# [PASSAGE]
Page MenuHomePhabricator

Sections generated by tag extension do not show up in TOC
Open, MediumPublicFeature

Description

Author: lord_farin

Description:
I have created an extension that uses a tag to generate new sections. This tag basically takes some parameters and displays as a section heading of the desired depth. The section content is listed as the inner HTML of the tag.

The problem that I am encountering is that the sections, so generated, do not show up in the table of contents (hereafter TOC).

Some relevant information is at http://www.mediawiki.org/wiki/Project:Support_desk#Sections_added_with_tag_extension_do_not_show_up_in_TOC_24342. A transcript:

"I have written a tag extension that allows for parameters to be given with a new section, which is processed by a section custom tag. I have dealt with the nesting issue bugzilla:1310 by implementing the suggested amendments to Preprocessor_DOM.php.

Everything works just fine, the sections are displayed with their correct header levels etc.etc.

There is just one problem. Namely, that the sections written using this section tag do not show up in the table of contents. Some var_dumps revealed to me that these headers do get their UNIQ modifiers. But apparently the TOC is incapable of taking these extra sections into account.

Please note that I am not looking for a solution that involves replacing the tag with a parser function; due to extensive presence of $\LaTeX$ the inability to use double closing braces anywhere is too crippling. Furthermore, entering whole sections as an argument to a parser function is obviously not a good and readable coding style.

Thank you for looking into this."


Version: 1.22.0

Details

Reference
bz45317

Event Timeline

bzimport raised the priority of this task from to Medium.Nov 22 2014, 1:19 AM
bzimport added a project: MediaWiki-Parser.
bzimport set Reference to bz45317.
bzimport added a subscriber: Unknown Object (MLST).

Hi, without a minimal testcase it's hard to debug or to find out if there is a bug in the MediaWiki codebase, or in your extension. Also, against which MediaWiki version do you try this?

lord_farin wrote:

Code used for the tag extension

The literal PHP code used, for debugging purposes

Attached:

lord_farin wrote:

Minimal example exhibiting the issue

Attached:

lord_farin wrote:

The MediaWiki version used is the latest, 1.20.2.

In addition to the minimal example I added as an attachment, a live example is at http://www.proofwiki.org/wiki/User:Lord_Farin/Sandbox/Help:Wiki_Editing.

lord_farin wrote:

Is there anything else that I can do to speed up the debugging process? The issue is reasonably urgent to ProofWiki because it limits the deployment of the extension, which is critical for proper execution of some long-overdue maintenance projects.

(This may be considered a bump.)

I am not sure. Given your pretty deep analysis I think it requires attention from somebody much better versed in parser code. I've seen similar issues with counting sections for a longer time, so I am not sure if this is something easy to fix without breaking some other ways to handle wikitext; I guess it is also not a recent breakage (feel free to try if it ever worked properly :/).

lord_farin wrote:

I've performed an exhaustive search once again, throwing var_dumps wherever it seemed that something useful was going on.

# [PROMPT 1]
Please rewrite everything in the records from the line containing "- edit-button[interactable]: 编辑: [1142, 236, 1180, 255]" down to the line containing "- page-number-2[interactable]: 2: [366, 482, 385, 493]", swapping "delete-button" for "remove-button" and leaving the rest unchanged.

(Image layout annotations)
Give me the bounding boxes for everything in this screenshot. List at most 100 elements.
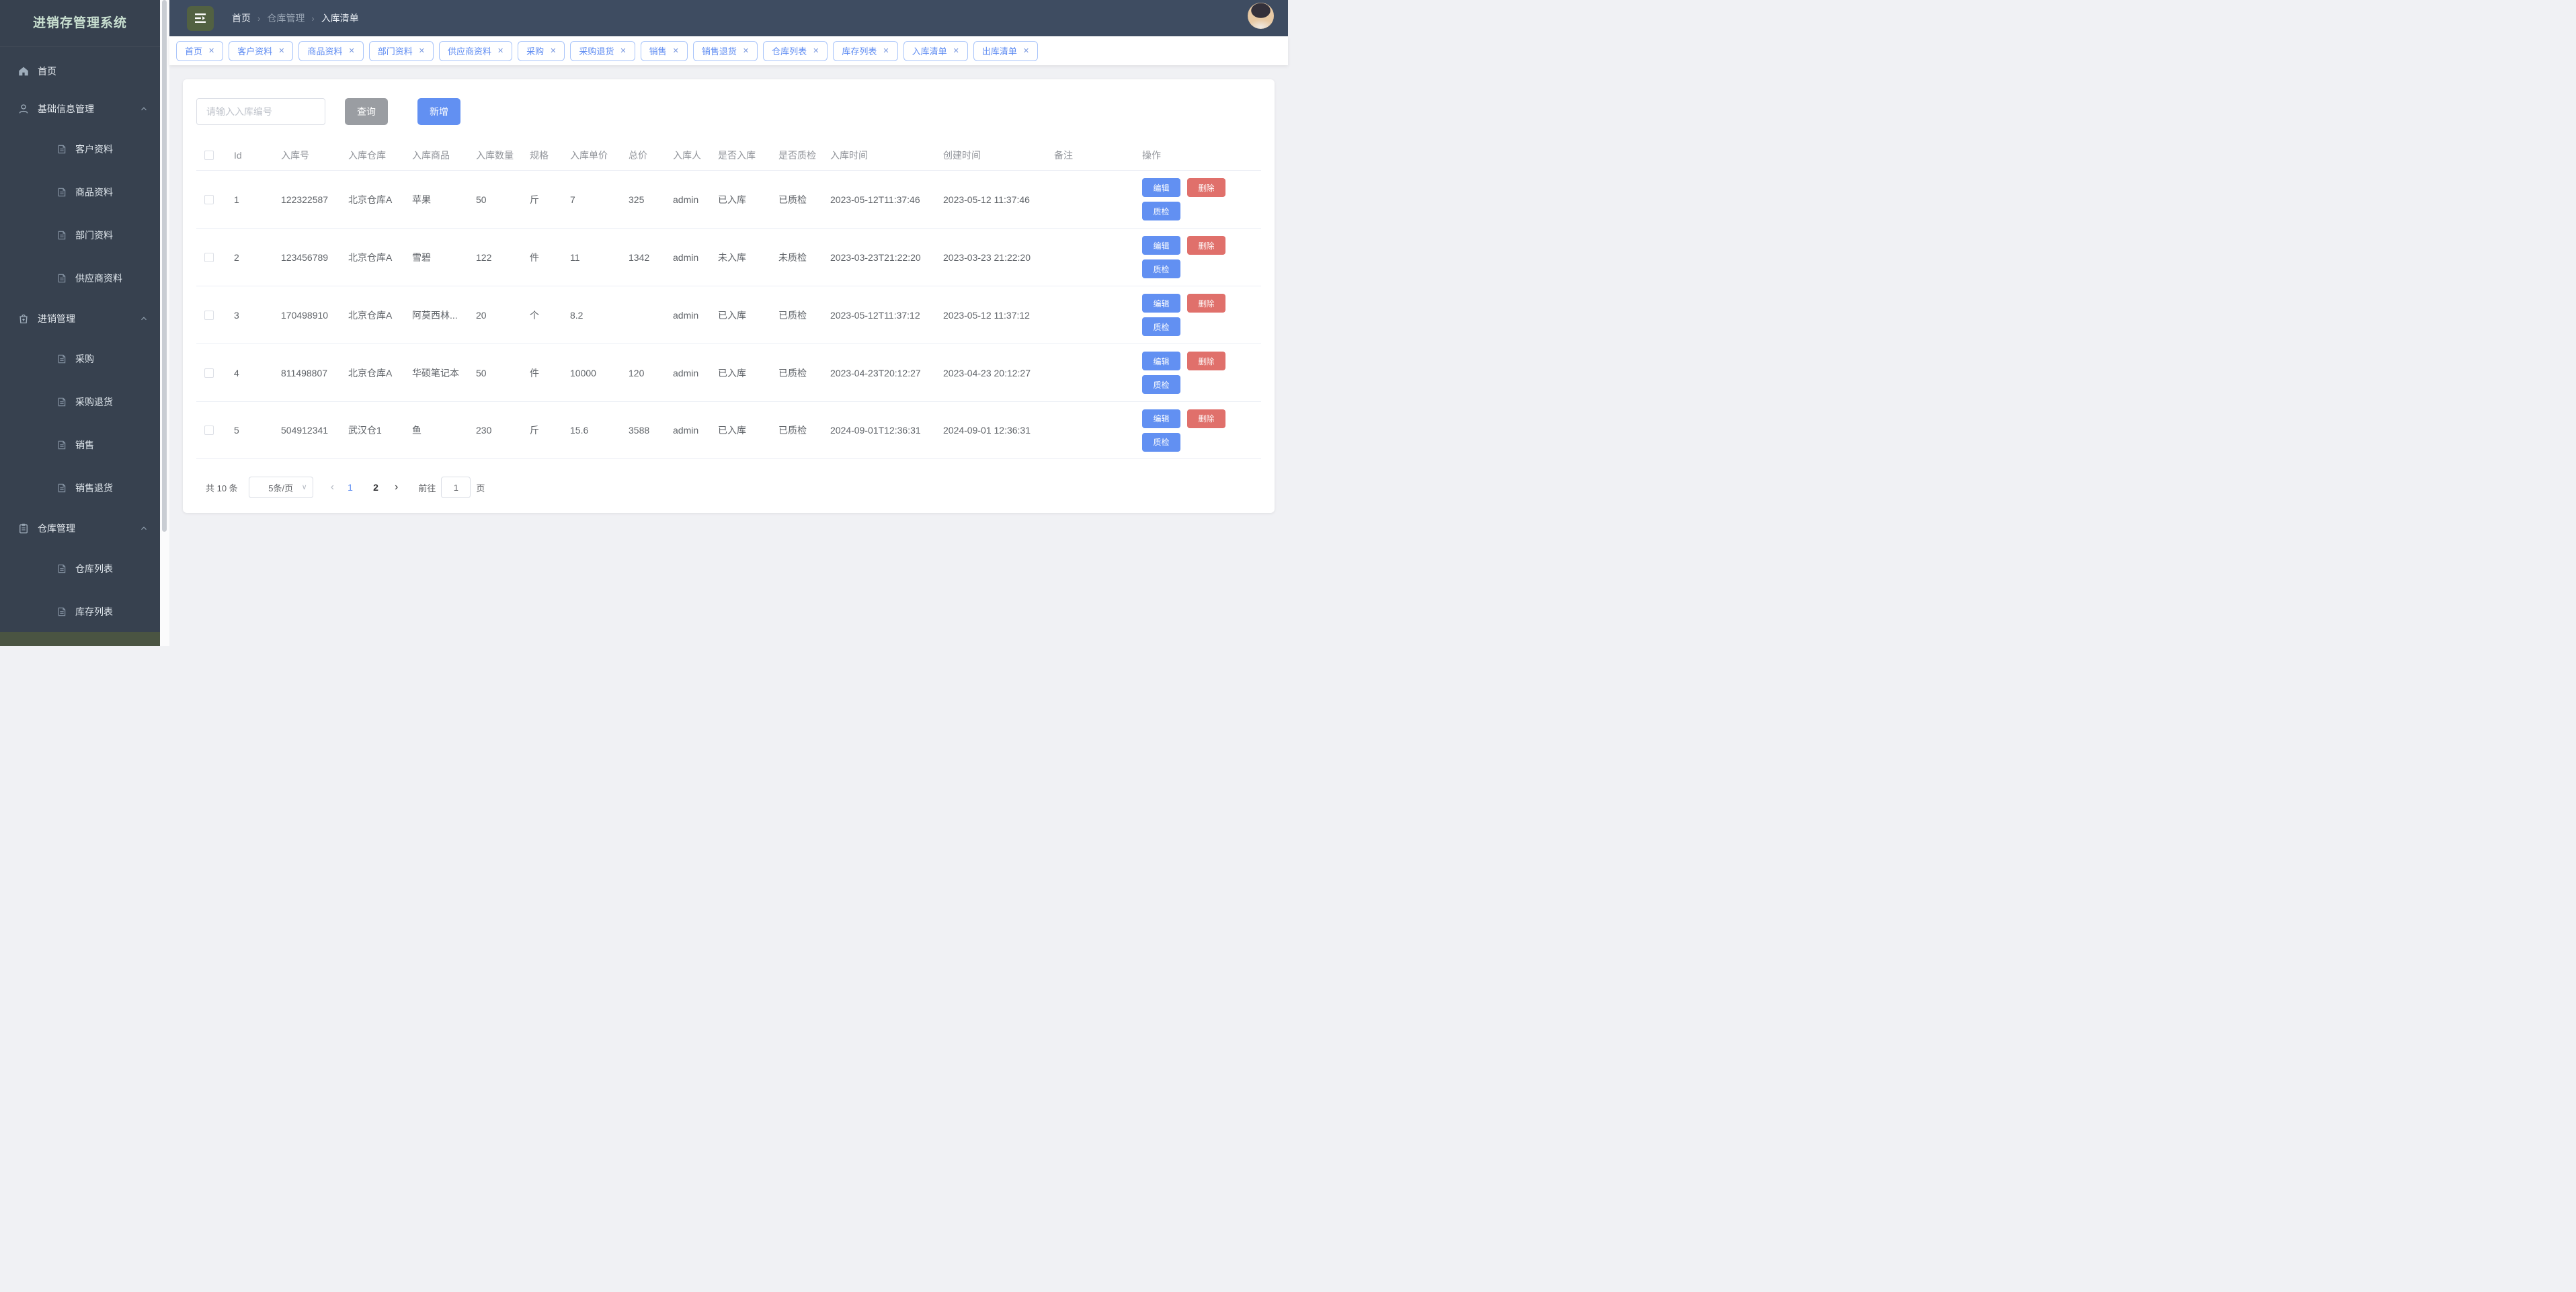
- edit-button[interactable]: 编辑: [1142, 236, 1180, 255]
- cell-qc-status: 已质检: [778, 309, 807, 321]
- tab-warehouse-list[interactable]: 仓库列表 ✕: [763, 40, 828, 61]
- sidebar-item-purchase-return[interactable]: 采购退货: [0, 380, 160, 423]
- close-icon[interactable]: ✕: [620, 46, 626, 55]
- page-number-1[interactable]: 1: [341, 482, 360, 493]
- tab-suppliers[interactable]: 供应商资料 ✕: [438, 40, 513, 61]
- tab-purchase-return[interactable]: 采购退货 ✕: [570, 40, 635, 61]
- sidebar-item-stock-list[interactable]: 库存列表: [0, 590, 160, 633]
- goto-page-input[interactable]: [441, 477, 471, 498]
- cell-inbound-time: 2024-09-01T12:36:31: [830, 425, 921, 436]
- tab-outbound-list[interactable]: 出库清单 ✕: [973, 40, 1039, 61]
- sidebar-group-base-info[interactable]: 基础信息管理: [0, 90, 160, 128]
- close-icon[interactable]: ✕: [278, 46, 284, 55]
- cell-id: 2: [234, 251, 239, 263]
- page-size-select[interactable]: 5条/页 ∨: [248, 477, 313, 498]
- close-icon[interactable]: ✕: [1023, 46, 1029, 55]
- sidebar-group-trade[interactable]: 进销管理: [0, 300, 160, 337]
- close-icon[interactable]: ✕: [419, 46, 425, 55]
- qc-button[interactable]: 质检: [1142, 432, 1180, 452]
- delete-button[interactable]: 删除: [1187, 352, 1225, 370]
- sidebar-item-sales-return[interactable]: 销售退货: [0, 467, 160, 510]
- tab-customers[interactable]: 客户资料 ✕: [229, 40, 294, 61]
- select-all-checkbox[interactable]: [204, 150, 214, 160]
- col-header: 入库单价: [570, 149, 608, 161]
- close-icon[interactable]: ✕: [673, 46, 679, 55]
- sidebar-item-label: 商品资料: [75, 187, 113, 198]
- close-icon[interactable]: ✕: [813, 46, 819, 55]
- tab-home[interactable]: 首页 ✕: [176, 40, 224, 61]
- delete-button[interactable]: 删除: [1187, 294, 1225, 313]
- breadcrumb-warehouse[interactable]: 仓库管理: [267, 11, 305, 25]
- row-checkbox[interactable]: [204, 310, 214, 320]
- scrollbar-thumb[interactable]: [162, 0, 167, 532]
- search-input[interactable]: [196, 98, 325, 125]
- cell-id: 3: [234, 309, 239, 321]
- tab-inbound-list[interactable]: 入库清单 ✕: [903, 40, 968, 61]
- tab-products[interactable]: 商品资料 ✕: [298, 40, 364, 61]
- top-bar: 首页 › 仓库管理 › 入库清单: [169, 0, 1288, 36]
- delete-button[interactable]: 删除: [1187, 409, 1225, 428]
- cell-created-time: 2023-03-23 21:22:20: [943, 251, 1031, 263]
- page-number-2[interactable]: 2: [366, 482, 385, 493]
- sidebar-item-departments[interactable]: 部门资料: [0, 214, 160, 257]
- tab-purchase[interactable]: 采购 ✕: [518, 40, 565, 61]
- col-header: 是否质检: [778, 149, 816, 161]
- col-header: 入库商品: [412, 149, 450, 161]
- tab-departments[interactable]: 部门资料 ✕: [368, 40, 434, 61]
- document-icon: [58, 354, 66, 364]
- sidebar-active-item-partial[interactable]: [0, 632, 160, 646]
- user-avatar[interactable]: [1248, 3, 1274, 29]
- close-icon[interactable]: ✕: [208, 46, 214, 55]
- sidebar-item-sales[interactable]: 销售: [0, 423, 160, 467]
- col-header: 入库数量: [476, 149, 514, 161]
- sidebar-group-warehouse[interactable]: 仓库管理: [0, 510, 160, 547]
- tab-stock-list[interactable]: 库存列表 ✕: [833, 40, 898, 61]
- add-button[interactable]: 新增: [417, 98, 460, 125]
- tab-sales[interactable]: 销售 ✕: [640, 40, 688, 61]
- document-icon: [58, 274, 66, 283]
- close-icon[interactable]: ✕: [883, 46, 889, 55]
- sidebar-item-home[interactable]: 首页: [0, 52, 160, 90]
- close-icon[interactable]: ✕: [743, 46, 749, 55]
- qc-button[interactable]: 质检: [1142, 259, 1180, 278]
- close-icon[interactable]: ✕: [953, 46, 959, 55]
- edit-button[interactable]: 编辑: [1142, 352, 1180, 370]
- collapse-menu-button[interactable]: [187, 5, 214, 31]
- cell-quantity: 122: [476, 251, 492, 263]
- cell-operator: admin: [673, 194, 699, 205]
- edit-button[interactable]: 编辑: [1142, 178, 1180, 197]
- sidebar-item-label: 供应商资料: [75, 273, 122, 284]
- sidebar-item-purchase[interactable]: 采购: [0, 337, 160, 380]
- sidebar-item-customers[interactable]: 客户资料: [0, 128, 160, 171]
- query-button[interactable]: 查询: [345, 98, 388, 125]
- delete-button[interactable]: 删除: [1187, 236, 1225, 255]
- edit-button[interactable]: 编辑: [1142, 409, 1180, 428]
- row-checkbox[interactable]: [204, 426, 214, 435]
- row-checkbox[interactable]: [204, 194, 214, 204]
- breadcrumb-home[interactable]: 首页: [232, 11, 251, 25]
- next-page-button[interactable]: ›: [395, 481, 398, 493]
- edit-button[interactable]: 编辑: [1142, 294, 1180, 313]
- sidebar-item-products[interactable]: 商品资料: [0, 171, 160, 214]
- sidebar-item-warehouse-list[interactable]: 仓库列表: [0, 547, 160, 590]
- tab-label: 入库清单: [912, 46, 947, 56]
- cell-unit-price: 7: [570, 194, 575, 205]
- qc-button[interactable]: 质检: [1142, 317, 1180, 336]
- close-icon[interactable]: ✕: [497, 46, 504, 55]
- prev-page-button[interactable]: ‹: [331, 481, 334, 493]
- table-row: 4 811498807 北京仓库A 华硕笔记本 50 件 10000 120 a…: [196, 344, 1261, 401]
- qc-button[interactable]: 质检: [1142, 375, 1180, 394]
- document-icon: [58, 483, 66, 493]
- sidebar-item-suppliers[interactable]: 供应商资料: [0, 257, 160, 300]
- delete-button[interactable]: 删除: [1187, 178, 1225, 197]
- qc-button[interactable]: 质检: [1142, 202, 1180, 220]
- close-icon[interactable]: ✕: [348, 46, 354, 55]
- row-checkbox[interactable]: [204, 252, 214, 262]
- cell-created-time: 2024-09-01 12:36:31: [943, 425, 1031, 436]
- col-header: 入库时间: [830, 149, 868, 161]
- row-checkbox[interactable]: [204, 368, 214, 378]
- cell-operator: admin: [673, 367, 699, 378]
- pagination-total: 共 10 条: [206, 483, 238, 493]
- tab-sales-return[interactable]: 销售退货 ✕: [692, 40, 758, 61]
- close-icon[interactable]: ✕: [550, 46, 556, 55]
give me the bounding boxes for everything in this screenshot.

# [PROMPT 2]
Answer these about the bug report:
(a) Which file did the author amend to deal with the nesting issue?
(b) What reference is set for the task?
(c) Which project did bzimport add?

# [REPLY 1]
- edit-button[interactable]: 编辑: [1142, 236, 1180, 255]
- cell-qc-status: 已质检: [778, 309, 807, 321]
- tab-warehouse-list[interactable]: 仓库列表 ✕: [763, 40, 828, 61]
- sidebar-item-purchase-return[interactable]: 采购退货: [0, 380, 160, 423]
- close-icon[interactable]: ✕: [620, 46, 626, 55]
- page-number-1[interactable]: 1: [341, 482, 360, 493]
- tab-suppliers[interactable]: 供应商资料 ✕: [438, 40, 513, 61]
- tab-purchase-return[interactable]: 采购退货 ✕: [570, 40, 635, 61]
- sidebar-item-stock-list[interactable]: 库存列表: [0, 590, 160, 633]
- goto-page-input[interactable]: [441, 477, 471, 498]
- cell-inbound-time: 2024-09-01T12:36:31: [830, 425, 921, 436]
- tab-outbound-list[interactable]: 出库清单 ✕: [973, 40, 1039, 61]
- sidebar-group-base-info[interactable]: 基础信息管理: [0, 90, 160, 128]
- close-icon[interactable]: ✕: [278, 46, 284, 55]
- cell-id: 2: [234, 251, 239, 263]
- page-size-select[interactable]: 5条/页 ∨: [248, 477, 313, 498]
- close-icon[interactable]: ✕: [1023, 46, 1029, 55]
- sidebar-group-trade[interactable]: 进销管理: [0, 300, 160, 337]
- close-icon[interactable]: ✕: [419, 46, 425, 55]
- qc-button[interactable]: 质检: [1142, 432, 1180, 452]
- remove-button[interactable]: 删除: [1187, 352, 1225, 370]
- sidebar-item-sales-return[interactable]: 销售退货: [0, 467, 160, 510]
- tab-customers[interactable]: 客户资料 ✕: [229, 40, 294, 61]
- select-all-checkbox[interactable]: [204, 150, 214, 160]
- col-header: 入库单价: [570, 149, 608, 161]
- close-icon[interactable]: ✕: [673, 46, 679, 55]
- sidebar-item-label: 商品资料: [75, 187, 113, 198]
- close-icon[interactable]: ✕: [813, 46, 819, 55]
- tab-home[interactable]: 首页 ✕: [176, 40, 224, 61]
- remove-button[interactable]: 删除: [1187, 294, 1225, 313]
- breadcrumb-warehouse[interactable]: 仓库管理: [267, 11, 305, 25]
- row-checkbox[interactable]: [204, 310, 214, 320]
- scrollbar-thumb[interactable]: [162, 0, 167, 532]
- search-input[interactable]: [196, 98, 325, 125]
- cell-id: 3: [234, 309, 239, 321]
- tab-inbound-list[interactable]: 入库清单 ✕: [903, 40, 968, 61]
- tab-products[interactable]: 商品资料 ✕: [298, 40, 364, 61]
- top-bar: 首页 › 仓库管理 › 入库清单: [169, 0, 1288, 36]
- remove-button[interactable]: 删除: [1187, 409, 1225, 428]
- cell-created-time: 2023-03-23 21:22:20: [943, 251, 1031, 263]
- page-number-2[interactable]: 2: [366, 482, 385, 493]

# [REPLY 2]
(a) Preprocessor_DOM.php
(b) bz45317
(c) MediaWiki-Parser